#### [What is asked]
Copy each of the following entries back verbatim, keeping every character and line break unchanged.
[start Provided records]
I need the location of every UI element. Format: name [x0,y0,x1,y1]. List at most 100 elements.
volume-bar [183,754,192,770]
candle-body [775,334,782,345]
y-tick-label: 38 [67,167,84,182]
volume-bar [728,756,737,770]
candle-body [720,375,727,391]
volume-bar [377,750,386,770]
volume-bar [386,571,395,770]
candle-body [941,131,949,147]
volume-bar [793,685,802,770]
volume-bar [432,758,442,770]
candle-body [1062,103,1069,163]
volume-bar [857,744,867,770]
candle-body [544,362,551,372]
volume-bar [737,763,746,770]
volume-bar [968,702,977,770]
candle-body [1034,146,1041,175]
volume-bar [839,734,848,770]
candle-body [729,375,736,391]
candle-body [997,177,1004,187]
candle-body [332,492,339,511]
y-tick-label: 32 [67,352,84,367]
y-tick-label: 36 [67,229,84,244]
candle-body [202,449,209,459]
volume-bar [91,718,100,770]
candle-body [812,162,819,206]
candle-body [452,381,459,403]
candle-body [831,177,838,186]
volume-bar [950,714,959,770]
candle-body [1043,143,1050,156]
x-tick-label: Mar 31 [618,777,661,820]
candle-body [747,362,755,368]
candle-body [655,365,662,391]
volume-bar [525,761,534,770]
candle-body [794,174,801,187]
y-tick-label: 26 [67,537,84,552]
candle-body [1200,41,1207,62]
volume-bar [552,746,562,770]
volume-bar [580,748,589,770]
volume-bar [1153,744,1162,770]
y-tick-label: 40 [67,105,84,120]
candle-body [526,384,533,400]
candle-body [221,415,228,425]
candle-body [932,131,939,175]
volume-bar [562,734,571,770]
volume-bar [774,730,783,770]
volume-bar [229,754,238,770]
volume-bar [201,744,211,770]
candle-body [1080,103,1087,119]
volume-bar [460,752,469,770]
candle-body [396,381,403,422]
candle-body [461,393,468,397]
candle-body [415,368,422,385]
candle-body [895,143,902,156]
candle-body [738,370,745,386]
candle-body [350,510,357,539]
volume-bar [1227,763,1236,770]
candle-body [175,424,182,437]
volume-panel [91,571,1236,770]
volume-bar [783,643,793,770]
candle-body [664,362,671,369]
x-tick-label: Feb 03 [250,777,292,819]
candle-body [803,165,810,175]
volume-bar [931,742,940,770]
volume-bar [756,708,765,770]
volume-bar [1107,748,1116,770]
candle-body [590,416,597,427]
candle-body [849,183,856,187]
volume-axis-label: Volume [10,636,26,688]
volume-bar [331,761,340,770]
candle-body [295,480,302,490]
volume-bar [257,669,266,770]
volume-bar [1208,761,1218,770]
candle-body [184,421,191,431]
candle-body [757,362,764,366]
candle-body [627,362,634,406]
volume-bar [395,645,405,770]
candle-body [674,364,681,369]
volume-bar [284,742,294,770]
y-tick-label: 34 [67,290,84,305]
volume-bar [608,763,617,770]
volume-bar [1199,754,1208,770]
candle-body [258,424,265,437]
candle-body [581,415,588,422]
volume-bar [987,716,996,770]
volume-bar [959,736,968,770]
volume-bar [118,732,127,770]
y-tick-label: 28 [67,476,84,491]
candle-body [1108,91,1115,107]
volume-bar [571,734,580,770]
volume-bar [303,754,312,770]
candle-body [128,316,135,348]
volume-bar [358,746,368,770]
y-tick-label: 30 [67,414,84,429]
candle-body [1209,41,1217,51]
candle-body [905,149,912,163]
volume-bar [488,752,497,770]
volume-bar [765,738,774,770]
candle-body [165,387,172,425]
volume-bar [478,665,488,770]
[end Provided records]
#### [In response]
I need the location of every UI element. Format: name [x0,y0,x1,y1]. List at most 100 elements.
volume-bar [183,754,192,770]
candle-body [775,334,782,345]
y-tick-label: 38 [67,167,84,182]
volume-bar [728,756,737,770]
candle-body [720,375,727,391]
volume-bar [377,750,386,770]
volume-bar [386,571,395,770]
candle-body [941,131,949,147]
volume-bar [793,685,802,770]
volume-bar [432,758,442,770]
candle-body [1062,103,1069,163]
volume-bar [857,744,867,770]
candle-body [544,362,551,372]
volume-bar [737,763,746,770]
volume-bar [968,702,977,770]
candle-body [1034,146,1041,175]
volume-bar [839,734,848,770]
candle-body [729,375,736,391]
candle-body [997,177,1004,187]
candle-body [332,492,339,511]
y-tick-label: 32 [67,352,84,367]
y-tick-label: 36 [67,229,84,244]
candle-body [202,449,209,459]
volume-bar [91,718,100,770]
candle-body [812,162,819,206]
candle-body [452,381,459,403]
candle-body [831,177,838,186]
volume-bar [950,714,959,770]
candle-body [1043,143,1050,156]
x-tick-label: Mar 31 [618,777,661,820]
candle-body [747,362,755,368]
candle-body [655,365,662,391]
volume-bar [525,761,534,770]
candle-body [794,174,801,187]
y-tick-label: 26 [67,537,84,552]
candle-body [1200,41,1207,62]
volume-bar [552,746,562,770]
volume-bar [580,748,589,770]
volume-bar [1153,744,1162,770]
y-tick-label: 40 [67,105,84,120]
candle-body [526,384,533,400]
candle-body [221,415,228,425]
candle-body [932,131,939,175]
volume-bar [562,734,571,770]
volume-bar [774,730,783,770]
volume-bar [229,754,238,770]
volume-bar [201,744,211,770]
candle-body [1080,103,1087,119]
volume-bar [460,752,469,770]
candle-body [396,381,403,422]
candle-body [461,393,468,397]
candle-body [415,368,422,385]
candle-body [895,143,902,156]
candle-body [738,370,745,386]
candle-body [350,510,357,539]
volume-bar [1227,763,1236,770]
candle-body [175,424,182,437]
volume-panel [91,571,1236,770]
volume-bar [783,643,793,770]
candle-body [664,362,671,369]
x-tick-label: Feb 03 [250,777,292,819]
candle-body [803,165,810,175]
volume-bar [931,742,940,770]
volume-bar [756,708,765,770]
volume-bar [1107,748,1116,770]
candle-body [590,416,597,427]
candle-body [849,183,856,187]
volume-axis-label: Volume [10,636,26,688]
volume-bar [331,761,340,770]
candle-body [295,480,302,490]
volume-bar [257,669,266,770]
volume-bar [1208,761,1218,770]
candle-body [184,421,191,431]
candle-body [757,362,764,366]
candle-body [627,362,634,406]
volume-bar [395,645,405,770]
candle-body [674,364,681,369]
volume-bar [284,742,294,770]
y-tick-label: 34 [67,290,84,305]
volume-bar [608,763,617,770]
volume-bar [1199,754,1208,770]
candle-body [258,424,265,437]
candle-body [581,415,588,422]
volume-bar [987,716,996,770]
volume-bar [959,736,968,770]
volume-bar [118,732,127,770]
y-tick-label: 28 [67,476,84,491]
candle-body [1108,91,1115,107]
volume-bar [571,734,580,770]
volume-bar [303,754,312,770]
candle-body [128,316,135,348]
volume-bar [358,746,368,770]
y-tick-label: 30 [67,414,84,429]
candle-body [1209,41,1217,51]
candle-body [905,149,912,163]
volume-bar [488,752,497,770]
volume-bar [765,738,774,770]
candle-body [165,387,172,425]
volume-bar [478,665,488,770]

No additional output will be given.